What is required: Find how many lines hold the word "tierra". Give only the number.

Saved entries:
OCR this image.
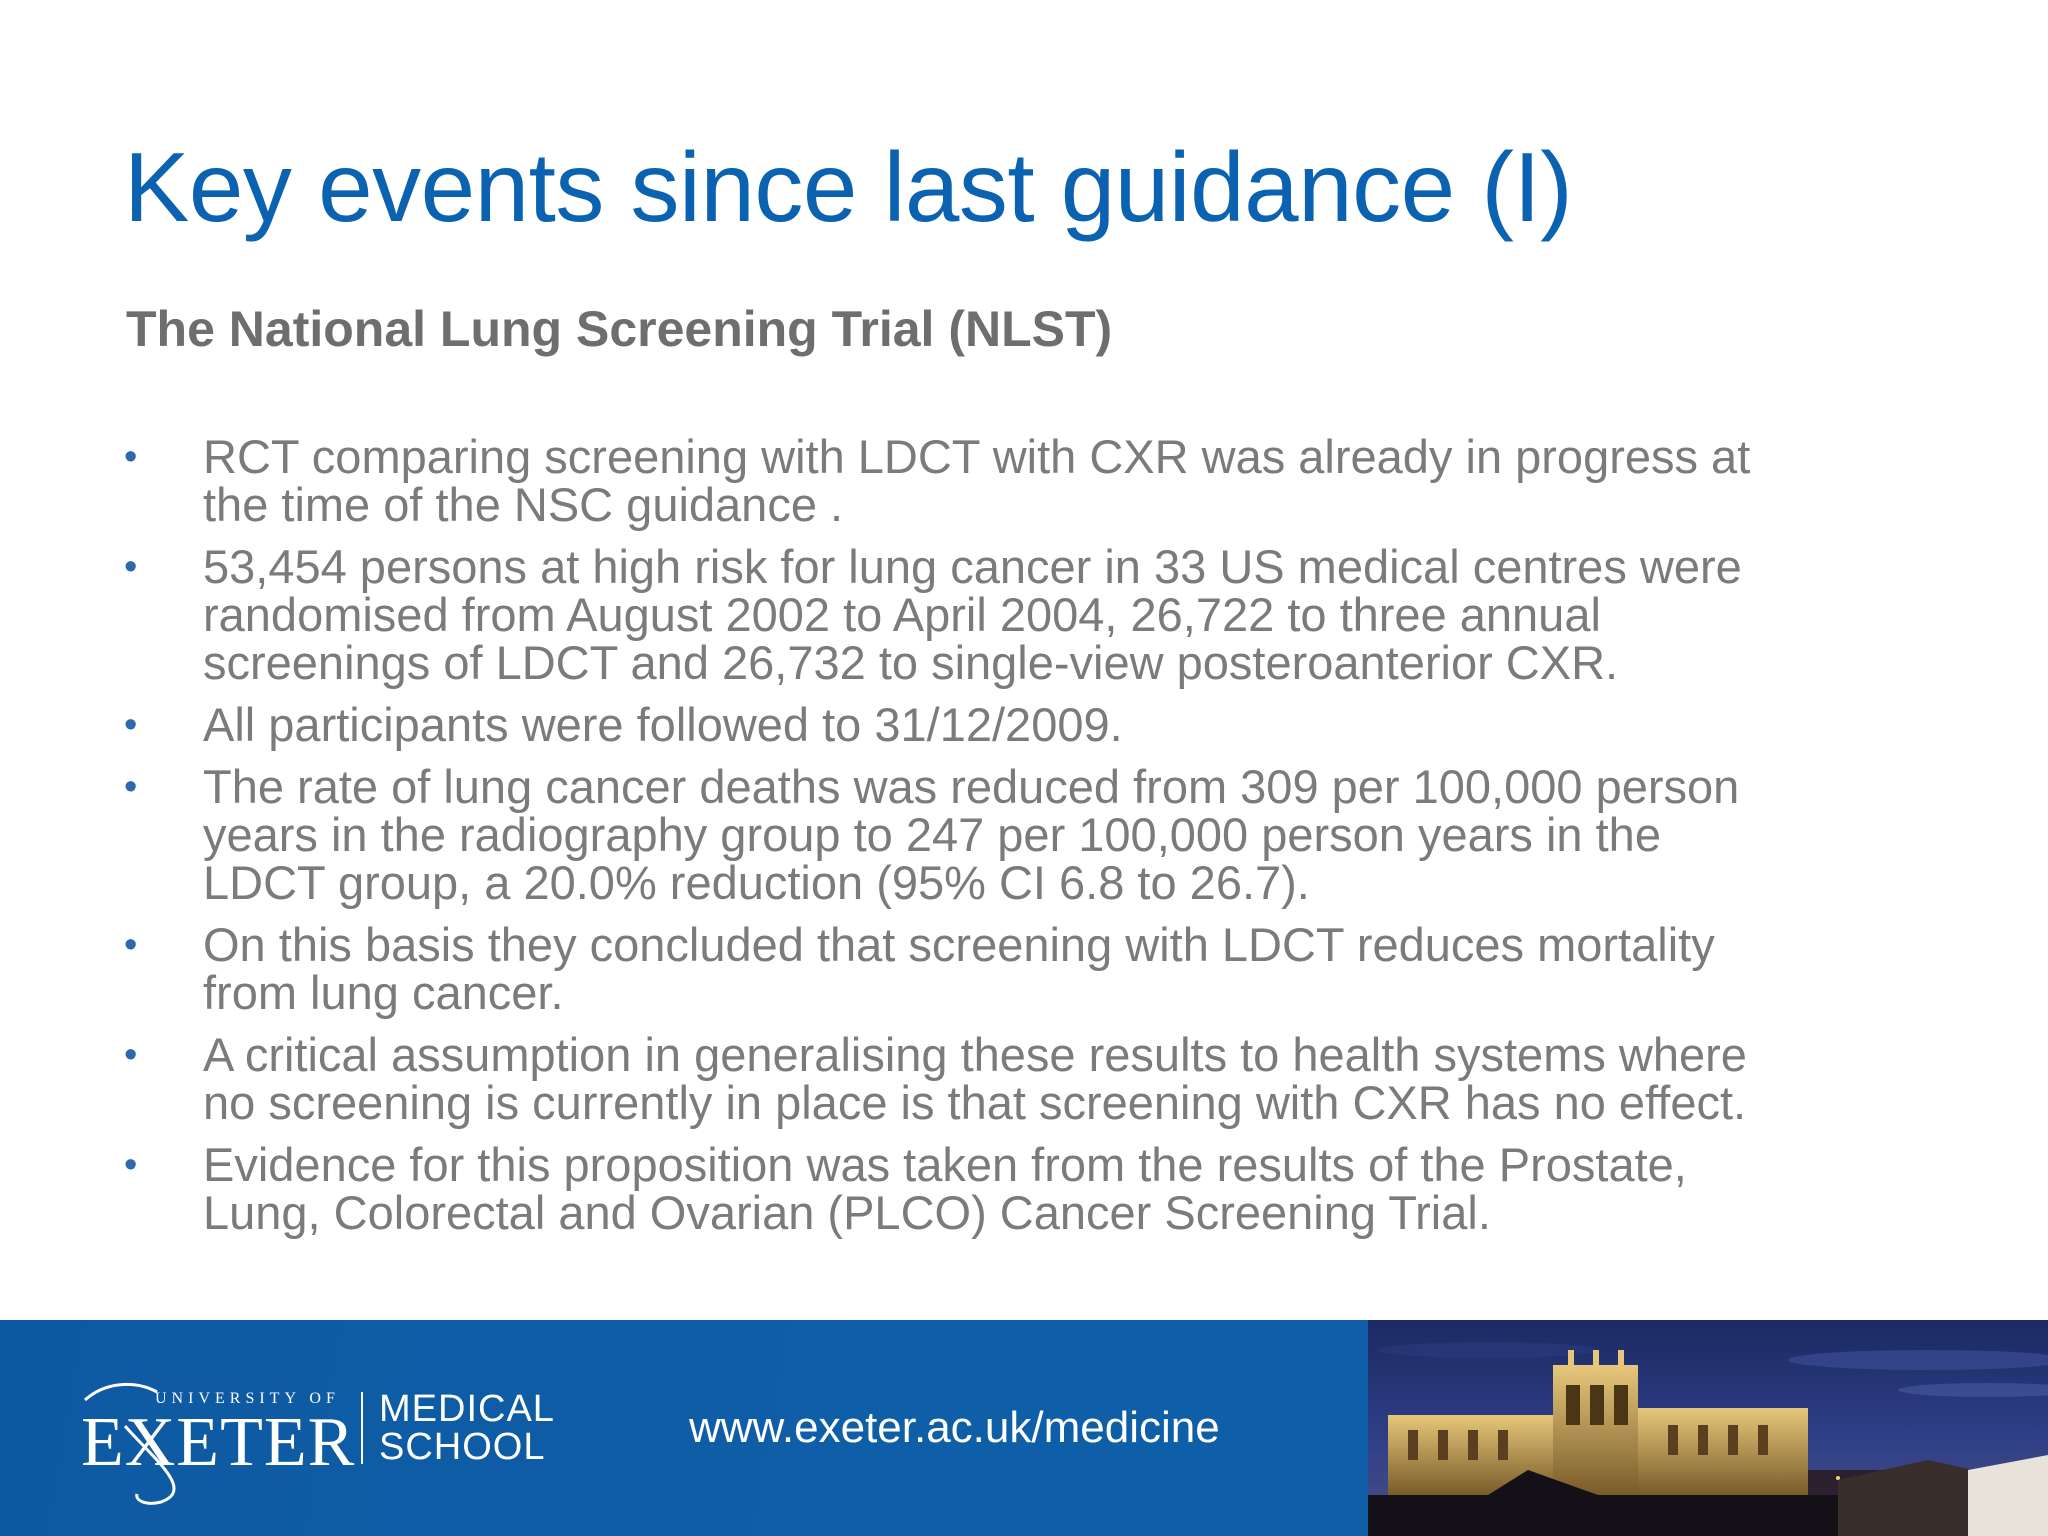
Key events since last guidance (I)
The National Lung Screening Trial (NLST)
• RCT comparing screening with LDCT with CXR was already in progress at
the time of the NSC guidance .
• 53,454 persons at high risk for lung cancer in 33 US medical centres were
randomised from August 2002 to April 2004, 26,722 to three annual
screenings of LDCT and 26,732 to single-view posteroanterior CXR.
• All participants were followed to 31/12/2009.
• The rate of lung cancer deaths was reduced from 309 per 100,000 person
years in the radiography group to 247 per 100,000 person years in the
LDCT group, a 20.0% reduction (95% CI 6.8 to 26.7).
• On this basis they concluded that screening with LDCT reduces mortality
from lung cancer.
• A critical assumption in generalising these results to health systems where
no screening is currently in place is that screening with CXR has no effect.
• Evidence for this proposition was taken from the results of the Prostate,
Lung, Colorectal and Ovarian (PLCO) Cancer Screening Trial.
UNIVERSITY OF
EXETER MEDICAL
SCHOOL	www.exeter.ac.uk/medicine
--
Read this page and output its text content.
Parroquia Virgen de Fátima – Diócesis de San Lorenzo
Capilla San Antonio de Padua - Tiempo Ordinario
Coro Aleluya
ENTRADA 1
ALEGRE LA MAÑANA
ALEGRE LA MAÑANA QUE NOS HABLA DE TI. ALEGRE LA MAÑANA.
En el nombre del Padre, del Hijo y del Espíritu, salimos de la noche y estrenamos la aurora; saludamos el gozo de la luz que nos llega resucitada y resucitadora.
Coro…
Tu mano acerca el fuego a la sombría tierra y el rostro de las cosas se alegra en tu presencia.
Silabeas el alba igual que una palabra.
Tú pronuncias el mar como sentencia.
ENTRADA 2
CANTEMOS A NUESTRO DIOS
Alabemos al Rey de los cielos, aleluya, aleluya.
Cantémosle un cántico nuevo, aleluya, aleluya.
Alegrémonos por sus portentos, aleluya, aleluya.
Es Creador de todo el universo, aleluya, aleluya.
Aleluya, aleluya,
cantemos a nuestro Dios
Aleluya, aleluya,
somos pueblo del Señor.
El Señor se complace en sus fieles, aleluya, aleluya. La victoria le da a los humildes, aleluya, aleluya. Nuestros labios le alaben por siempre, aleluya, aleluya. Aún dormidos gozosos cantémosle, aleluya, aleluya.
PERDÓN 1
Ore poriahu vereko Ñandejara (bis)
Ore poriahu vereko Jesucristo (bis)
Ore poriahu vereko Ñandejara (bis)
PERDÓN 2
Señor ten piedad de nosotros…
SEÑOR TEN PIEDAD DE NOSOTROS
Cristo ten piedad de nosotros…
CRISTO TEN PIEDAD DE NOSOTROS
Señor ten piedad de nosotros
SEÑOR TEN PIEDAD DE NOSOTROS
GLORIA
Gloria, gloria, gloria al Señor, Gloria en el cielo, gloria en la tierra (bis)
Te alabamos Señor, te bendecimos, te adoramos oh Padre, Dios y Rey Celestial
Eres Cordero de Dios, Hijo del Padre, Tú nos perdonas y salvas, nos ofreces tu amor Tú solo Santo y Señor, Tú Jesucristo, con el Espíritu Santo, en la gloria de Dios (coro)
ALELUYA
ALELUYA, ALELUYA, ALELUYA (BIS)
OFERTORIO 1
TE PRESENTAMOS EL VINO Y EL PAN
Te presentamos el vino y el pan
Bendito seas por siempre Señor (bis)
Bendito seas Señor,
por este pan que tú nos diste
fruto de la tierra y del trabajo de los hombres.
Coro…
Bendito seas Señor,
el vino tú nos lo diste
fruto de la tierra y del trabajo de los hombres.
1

Solution for this problem: 4